* **ROWS**:
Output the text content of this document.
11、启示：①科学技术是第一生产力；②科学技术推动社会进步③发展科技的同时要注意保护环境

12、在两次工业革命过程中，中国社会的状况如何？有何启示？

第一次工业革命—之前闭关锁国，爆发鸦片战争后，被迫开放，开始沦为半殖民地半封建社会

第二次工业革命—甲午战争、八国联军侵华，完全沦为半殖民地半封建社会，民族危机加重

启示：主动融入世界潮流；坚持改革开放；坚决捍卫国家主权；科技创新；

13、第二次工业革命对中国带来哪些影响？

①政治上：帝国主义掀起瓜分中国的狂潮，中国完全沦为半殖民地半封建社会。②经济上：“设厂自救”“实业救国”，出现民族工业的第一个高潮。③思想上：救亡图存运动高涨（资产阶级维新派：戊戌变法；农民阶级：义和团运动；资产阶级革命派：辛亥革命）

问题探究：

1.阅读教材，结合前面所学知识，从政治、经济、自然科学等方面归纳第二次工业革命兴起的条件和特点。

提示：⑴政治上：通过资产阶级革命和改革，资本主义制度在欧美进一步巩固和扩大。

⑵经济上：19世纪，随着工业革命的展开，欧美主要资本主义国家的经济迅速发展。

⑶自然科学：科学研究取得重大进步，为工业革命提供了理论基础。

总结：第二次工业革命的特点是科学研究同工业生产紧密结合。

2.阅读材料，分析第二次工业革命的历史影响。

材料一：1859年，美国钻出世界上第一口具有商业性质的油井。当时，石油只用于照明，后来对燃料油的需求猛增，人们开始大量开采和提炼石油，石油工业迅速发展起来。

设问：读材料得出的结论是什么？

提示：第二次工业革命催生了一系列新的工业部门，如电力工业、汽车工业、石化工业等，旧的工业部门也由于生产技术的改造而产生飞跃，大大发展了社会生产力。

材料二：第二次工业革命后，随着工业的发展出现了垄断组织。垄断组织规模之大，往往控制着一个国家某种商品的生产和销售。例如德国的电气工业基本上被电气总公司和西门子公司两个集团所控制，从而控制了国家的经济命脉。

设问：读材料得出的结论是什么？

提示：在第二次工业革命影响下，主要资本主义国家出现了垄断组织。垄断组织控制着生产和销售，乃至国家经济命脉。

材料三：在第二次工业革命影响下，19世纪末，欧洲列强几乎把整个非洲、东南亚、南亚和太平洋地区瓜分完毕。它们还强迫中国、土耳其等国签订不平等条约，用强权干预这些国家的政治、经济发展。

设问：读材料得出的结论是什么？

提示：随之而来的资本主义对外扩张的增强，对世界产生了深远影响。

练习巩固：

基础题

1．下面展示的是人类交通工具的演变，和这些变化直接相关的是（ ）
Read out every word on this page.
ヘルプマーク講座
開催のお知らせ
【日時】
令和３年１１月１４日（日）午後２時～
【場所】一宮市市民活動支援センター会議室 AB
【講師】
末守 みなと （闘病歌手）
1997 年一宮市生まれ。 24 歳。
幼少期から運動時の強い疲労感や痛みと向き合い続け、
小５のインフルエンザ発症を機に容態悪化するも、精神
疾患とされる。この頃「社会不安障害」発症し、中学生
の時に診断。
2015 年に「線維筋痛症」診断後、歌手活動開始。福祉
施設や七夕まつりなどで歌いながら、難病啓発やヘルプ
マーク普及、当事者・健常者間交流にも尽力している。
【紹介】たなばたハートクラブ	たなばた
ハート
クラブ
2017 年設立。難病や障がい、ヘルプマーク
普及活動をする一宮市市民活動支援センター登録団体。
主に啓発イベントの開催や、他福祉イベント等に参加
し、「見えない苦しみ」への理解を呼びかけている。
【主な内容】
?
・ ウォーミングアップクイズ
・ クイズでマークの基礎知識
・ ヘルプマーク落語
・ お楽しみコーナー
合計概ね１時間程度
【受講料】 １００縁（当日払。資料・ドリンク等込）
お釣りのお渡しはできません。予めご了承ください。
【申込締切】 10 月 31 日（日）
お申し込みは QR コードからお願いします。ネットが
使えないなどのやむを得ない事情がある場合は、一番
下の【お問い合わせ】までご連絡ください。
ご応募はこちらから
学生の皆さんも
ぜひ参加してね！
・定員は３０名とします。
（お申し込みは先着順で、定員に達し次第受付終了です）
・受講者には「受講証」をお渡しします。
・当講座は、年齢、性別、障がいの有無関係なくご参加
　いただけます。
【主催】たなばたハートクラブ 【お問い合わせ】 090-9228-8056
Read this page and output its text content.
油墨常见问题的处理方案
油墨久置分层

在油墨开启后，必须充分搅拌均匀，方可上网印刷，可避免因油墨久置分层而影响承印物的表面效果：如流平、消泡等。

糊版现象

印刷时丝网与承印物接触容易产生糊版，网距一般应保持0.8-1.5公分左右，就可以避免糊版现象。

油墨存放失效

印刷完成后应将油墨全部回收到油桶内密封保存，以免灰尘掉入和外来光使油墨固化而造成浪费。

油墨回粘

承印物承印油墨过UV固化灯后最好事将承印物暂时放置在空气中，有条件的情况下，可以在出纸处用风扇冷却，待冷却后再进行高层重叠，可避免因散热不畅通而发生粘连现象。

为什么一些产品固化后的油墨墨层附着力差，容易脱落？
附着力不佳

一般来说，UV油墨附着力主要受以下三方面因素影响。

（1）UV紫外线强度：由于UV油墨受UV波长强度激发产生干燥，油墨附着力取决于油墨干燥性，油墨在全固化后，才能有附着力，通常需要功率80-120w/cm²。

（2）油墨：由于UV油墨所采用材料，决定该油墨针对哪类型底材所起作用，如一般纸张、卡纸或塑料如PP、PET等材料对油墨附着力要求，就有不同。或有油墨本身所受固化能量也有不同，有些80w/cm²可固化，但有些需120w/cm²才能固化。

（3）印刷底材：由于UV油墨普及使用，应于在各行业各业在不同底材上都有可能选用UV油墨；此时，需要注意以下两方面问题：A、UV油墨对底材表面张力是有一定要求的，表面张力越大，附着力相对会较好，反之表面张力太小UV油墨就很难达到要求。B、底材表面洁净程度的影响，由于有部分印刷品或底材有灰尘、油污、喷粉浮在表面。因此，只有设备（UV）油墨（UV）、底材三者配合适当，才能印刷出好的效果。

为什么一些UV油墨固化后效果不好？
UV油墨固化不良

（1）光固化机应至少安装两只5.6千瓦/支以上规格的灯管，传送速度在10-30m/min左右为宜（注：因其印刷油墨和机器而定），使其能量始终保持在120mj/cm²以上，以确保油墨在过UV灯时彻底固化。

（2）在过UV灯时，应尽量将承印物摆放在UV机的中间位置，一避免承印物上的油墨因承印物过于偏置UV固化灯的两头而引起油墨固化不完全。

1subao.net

* **DESCRIPTION OF THE TASK**: Show the lines of the material that contain the word "text".

* **CORRECT RESPONSE**:
Output the text content of this document.
Read this page and output its text content.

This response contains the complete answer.